Which lines below hold the word "tibiā"? Report each one.

★ ★ ★ ★

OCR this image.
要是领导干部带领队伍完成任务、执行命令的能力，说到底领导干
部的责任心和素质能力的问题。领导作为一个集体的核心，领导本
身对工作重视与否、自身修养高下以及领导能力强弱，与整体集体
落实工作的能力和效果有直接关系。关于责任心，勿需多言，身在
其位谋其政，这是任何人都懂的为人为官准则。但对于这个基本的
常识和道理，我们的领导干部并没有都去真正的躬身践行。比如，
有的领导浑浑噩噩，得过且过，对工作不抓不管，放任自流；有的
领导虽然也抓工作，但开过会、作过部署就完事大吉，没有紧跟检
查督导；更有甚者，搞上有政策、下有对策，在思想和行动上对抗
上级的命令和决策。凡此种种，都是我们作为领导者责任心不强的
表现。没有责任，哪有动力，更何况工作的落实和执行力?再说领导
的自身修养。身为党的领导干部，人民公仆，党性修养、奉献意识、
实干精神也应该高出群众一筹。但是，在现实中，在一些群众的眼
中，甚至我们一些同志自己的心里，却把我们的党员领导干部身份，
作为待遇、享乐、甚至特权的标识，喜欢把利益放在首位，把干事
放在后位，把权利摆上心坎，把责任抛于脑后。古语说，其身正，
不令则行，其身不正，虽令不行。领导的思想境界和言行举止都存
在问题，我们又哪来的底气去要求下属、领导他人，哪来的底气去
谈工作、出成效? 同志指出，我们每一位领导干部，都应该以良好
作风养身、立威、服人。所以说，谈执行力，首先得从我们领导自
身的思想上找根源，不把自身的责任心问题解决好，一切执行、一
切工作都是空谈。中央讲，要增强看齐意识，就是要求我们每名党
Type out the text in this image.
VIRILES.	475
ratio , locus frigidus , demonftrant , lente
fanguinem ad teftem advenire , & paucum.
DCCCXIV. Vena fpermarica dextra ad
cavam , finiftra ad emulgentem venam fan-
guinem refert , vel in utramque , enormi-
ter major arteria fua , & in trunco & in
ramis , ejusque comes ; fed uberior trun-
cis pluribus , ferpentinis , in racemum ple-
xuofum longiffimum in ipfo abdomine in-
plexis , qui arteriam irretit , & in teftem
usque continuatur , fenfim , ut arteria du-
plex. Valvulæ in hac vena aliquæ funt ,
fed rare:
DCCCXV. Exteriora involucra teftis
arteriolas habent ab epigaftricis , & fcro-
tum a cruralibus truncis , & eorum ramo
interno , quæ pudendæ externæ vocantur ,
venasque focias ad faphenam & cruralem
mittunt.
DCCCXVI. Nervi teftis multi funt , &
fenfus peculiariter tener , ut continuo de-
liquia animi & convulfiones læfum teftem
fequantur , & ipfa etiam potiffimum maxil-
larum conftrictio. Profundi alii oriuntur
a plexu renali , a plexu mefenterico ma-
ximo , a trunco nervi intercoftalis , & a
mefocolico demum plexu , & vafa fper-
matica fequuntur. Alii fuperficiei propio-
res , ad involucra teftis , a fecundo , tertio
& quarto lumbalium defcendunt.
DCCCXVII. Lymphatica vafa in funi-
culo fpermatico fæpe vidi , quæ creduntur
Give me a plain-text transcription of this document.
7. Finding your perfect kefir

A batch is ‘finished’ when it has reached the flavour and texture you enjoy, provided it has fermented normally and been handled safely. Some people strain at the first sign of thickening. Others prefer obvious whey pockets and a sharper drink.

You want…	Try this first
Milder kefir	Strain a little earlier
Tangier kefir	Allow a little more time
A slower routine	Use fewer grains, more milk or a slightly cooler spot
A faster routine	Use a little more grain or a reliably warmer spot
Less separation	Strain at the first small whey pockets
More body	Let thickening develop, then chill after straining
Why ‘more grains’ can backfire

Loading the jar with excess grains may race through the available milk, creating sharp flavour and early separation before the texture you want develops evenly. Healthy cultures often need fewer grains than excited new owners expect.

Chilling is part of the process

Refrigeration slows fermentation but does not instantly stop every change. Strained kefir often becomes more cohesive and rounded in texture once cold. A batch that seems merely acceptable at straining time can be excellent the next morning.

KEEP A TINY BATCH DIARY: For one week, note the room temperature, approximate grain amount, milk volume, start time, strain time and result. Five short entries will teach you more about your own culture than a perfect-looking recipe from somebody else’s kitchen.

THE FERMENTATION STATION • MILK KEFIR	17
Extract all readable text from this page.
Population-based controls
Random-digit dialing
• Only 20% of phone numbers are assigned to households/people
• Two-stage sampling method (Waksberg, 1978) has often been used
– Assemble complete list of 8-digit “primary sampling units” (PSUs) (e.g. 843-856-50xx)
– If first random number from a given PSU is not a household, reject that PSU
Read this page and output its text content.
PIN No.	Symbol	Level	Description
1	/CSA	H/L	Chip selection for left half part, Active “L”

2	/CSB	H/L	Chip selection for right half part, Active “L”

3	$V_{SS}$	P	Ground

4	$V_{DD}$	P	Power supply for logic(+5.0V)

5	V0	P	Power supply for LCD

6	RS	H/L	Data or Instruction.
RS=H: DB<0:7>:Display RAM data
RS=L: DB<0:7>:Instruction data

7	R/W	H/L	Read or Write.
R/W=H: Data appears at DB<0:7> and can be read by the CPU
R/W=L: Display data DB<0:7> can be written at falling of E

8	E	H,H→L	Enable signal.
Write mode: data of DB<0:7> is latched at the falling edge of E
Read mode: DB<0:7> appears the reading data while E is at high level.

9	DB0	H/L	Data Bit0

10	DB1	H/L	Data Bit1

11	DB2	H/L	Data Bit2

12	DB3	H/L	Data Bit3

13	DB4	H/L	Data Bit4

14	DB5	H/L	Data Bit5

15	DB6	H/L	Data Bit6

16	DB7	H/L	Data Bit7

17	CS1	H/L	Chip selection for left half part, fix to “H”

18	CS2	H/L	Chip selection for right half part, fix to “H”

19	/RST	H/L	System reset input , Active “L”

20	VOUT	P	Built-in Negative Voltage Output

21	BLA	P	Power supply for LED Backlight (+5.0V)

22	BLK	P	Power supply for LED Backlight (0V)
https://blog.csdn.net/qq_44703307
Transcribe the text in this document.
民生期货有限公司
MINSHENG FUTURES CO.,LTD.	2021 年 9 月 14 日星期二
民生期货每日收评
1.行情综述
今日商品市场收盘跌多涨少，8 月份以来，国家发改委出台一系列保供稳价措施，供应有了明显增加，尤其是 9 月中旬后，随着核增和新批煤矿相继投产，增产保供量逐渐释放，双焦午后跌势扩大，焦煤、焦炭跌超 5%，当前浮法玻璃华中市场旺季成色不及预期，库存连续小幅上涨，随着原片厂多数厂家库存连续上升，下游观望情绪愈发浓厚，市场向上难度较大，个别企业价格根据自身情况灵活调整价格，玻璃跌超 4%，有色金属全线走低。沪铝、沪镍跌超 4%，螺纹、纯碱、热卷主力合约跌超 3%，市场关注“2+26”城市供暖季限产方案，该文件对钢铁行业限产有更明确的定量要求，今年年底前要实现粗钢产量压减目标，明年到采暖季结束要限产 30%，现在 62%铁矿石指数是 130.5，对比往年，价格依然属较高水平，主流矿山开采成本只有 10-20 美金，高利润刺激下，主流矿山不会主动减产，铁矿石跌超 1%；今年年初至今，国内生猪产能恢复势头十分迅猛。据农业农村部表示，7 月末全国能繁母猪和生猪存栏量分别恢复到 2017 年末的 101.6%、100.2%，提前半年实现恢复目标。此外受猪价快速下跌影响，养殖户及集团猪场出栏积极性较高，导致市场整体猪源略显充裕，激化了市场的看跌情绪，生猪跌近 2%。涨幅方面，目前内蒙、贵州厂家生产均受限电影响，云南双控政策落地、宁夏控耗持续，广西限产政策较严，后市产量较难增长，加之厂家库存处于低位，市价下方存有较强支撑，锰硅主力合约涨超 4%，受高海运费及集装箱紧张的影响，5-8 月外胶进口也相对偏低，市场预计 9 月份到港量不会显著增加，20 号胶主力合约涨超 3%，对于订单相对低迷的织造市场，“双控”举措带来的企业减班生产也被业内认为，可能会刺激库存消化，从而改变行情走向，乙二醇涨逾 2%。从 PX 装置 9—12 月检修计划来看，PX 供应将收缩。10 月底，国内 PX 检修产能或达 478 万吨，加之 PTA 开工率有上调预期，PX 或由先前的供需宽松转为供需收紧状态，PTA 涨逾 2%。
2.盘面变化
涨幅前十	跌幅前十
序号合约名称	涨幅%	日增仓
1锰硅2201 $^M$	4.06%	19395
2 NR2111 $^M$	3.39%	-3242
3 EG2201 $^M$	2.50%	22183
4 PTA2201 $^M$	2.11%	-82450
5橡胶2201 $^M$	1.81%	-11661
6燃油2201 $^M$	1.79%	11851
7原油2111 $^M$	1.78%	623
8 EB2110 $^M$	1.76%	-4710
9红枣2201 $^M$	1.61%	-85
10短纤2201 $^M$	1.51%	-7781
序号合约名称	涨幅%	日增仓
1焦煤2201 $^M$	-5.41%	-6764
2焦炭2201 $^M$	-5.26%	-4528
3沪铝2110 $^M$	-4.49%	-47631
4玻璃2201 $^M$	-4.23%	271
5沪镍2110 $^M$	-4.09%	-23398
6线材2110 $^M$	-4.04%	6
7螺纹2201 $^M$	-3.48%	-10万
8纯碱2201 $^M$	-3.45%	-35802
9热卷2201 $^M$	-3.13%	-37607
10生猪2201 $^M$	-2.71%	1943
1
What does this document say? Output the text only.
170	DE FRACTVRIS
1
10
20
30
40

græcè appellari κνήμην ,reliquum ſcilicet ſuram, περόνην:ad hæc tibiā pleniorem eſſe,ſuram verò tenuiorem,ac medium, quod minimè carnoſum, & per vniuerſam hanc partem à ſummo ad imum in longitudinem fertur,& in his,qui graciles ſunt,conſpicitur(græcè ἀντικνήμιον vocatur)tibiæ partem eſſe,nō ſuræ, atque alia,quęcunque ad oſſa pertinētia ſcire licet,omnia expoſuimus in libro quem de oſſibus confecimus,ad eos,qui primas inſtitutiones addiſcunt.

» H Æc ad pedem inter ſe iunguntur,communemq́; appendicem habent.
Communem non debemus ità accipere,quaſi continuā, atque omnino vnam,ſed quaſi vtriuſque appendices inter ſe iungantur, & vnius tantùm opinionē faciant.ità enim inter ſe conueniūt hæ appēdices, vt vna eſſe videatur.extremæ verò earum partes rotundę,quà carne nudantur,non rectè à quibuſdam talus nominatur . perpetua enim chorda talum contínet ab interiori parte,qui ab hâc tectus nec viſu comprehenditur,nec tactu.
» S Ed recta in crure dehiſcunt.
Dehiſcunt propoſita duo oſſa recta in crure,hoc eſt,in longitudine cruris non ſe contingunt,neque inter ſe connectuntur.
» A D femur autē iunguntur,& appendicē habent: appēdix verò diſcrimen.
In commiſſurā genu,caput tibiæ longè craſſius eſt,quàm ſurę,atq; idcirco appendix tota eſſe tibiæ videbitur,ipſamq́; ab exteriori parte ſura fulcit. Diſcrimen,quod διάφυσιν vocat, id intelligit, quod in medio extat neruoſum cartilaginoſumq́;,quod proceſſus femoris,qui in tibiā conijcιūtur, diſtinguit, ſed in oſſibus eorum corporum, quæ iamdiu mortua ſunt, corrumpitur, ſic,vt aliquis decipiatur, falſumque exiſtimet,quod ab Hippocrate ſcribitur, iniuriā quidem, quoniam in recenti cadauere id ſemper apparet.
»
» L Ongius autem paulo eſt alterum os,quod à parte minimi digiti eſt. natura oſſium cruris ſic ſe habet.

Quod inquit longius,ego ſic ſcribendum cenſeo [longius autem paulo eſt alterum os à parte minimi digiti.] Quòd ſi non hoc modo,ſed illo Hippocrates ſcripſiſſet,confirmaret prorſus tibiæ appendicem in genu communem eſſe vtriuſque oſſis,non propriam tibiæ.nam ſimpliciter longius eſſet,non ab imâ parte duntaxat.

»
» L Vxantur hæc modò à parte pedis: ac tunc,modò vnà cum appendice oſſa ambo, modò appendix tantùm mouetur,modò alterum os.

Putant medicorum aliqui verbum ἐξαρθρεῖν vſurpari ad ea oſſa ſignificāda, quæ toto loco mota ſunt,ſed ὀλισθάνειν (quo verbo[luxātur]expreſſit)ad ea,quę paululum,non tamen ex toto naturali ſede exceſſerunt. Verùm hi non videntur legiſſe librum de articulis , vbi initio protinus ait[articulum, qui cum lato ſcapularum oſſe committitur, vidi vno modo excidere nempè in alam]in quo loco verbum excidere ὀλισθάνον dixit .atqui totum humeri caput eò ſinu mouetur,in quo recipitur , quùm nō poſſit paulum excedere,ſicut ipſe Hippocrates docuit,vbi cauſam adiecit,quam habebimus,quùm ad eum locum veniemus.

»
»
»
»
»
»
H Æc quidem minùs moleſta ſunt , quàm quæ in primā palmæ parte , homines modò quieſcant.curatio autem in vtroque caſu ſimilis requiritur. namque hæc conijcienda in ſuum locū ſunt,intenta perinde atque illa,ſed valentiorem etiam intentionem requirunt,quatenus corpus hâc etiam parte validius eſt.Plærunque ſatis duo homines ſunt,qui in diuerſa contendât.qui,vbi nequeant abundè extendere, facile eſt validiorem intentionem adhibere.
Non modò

★ ★ ★ ★

* _SOLUTION FOR THIS EXERCISE_:
græcè appellari κνήμην ,reliquum ſcilicet ſuram, περόνην:ad hæc tibiā pleniorem eſſe,ſuram verò tenuiorem,ac medium, quod minimè carnoſum, & per vniuerſam hanc partem à ſummo ad imum in longitudinem fertur,& in his,qui graciles ſunt,conſpicitur(græcè ἀντικνήμιον vocatur)tibiæ partem eſſe,nō ſuræ, atque alia,quęcunque ad oſſa pertinētia ſcire licet,omnia expoſuimus in libro quem de oſſibus confecimus,ad eos,qui primas inſtitutiones addiſcunt.
In commiſſurā genu,caput tibiæ longè craſſius eſt,quàm ſurę,atq; idcirco appendix tota eſſe tibiæ videbitur,ipſamq́; ab exteriori parte ſura fulcit. Diſcrimen,quod διάφυσιν vocat, id intelligit, quod in medio extat neruoſum cartilaginoſumq́;,quod proceſſus femoris,qui in tibiā conijcιūtur, diſtinguit, ſed in oſſibus eorum corporum, quæ iamdiu mortua ſunt, corrumpitur, ſic,vt aliquis decipiatur, falſumque exiſtimet,quod ab Hippocrate ſcribitur, iniuriā quidem, quoniam in recenti cadauere id ſemper apparet.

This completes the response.